DA FARE >>
Estrai dalle voci tutte le righe che contengono la stringa "left".

[Voci del dataset]
# # # #
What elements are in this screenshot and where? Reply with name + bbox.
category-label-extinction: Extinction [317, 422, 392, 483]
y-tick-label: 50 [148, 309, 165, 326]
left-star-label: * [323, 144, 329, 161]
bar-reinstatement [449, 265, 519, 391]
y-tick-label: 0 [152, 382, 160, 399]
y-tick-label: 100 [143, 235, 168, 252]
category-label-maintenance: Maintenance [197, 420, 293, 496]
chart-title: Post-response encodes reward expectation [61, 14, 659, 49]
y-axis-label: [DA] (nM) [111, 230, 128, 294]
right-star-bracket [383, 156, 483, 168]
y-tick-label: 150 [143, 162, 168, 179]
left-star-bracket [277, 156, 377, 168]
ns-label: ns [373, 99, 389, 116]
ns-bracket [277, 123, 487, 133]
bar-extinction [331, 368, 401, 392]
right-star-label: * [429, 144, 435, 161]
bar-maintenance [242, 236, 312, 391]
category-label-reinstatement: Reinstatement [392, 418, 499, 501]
# # # #
RISPOSTA >>
left-star-label: * [323, 144, 329, 161]
left-star-bracket [277, 156, 377, 168]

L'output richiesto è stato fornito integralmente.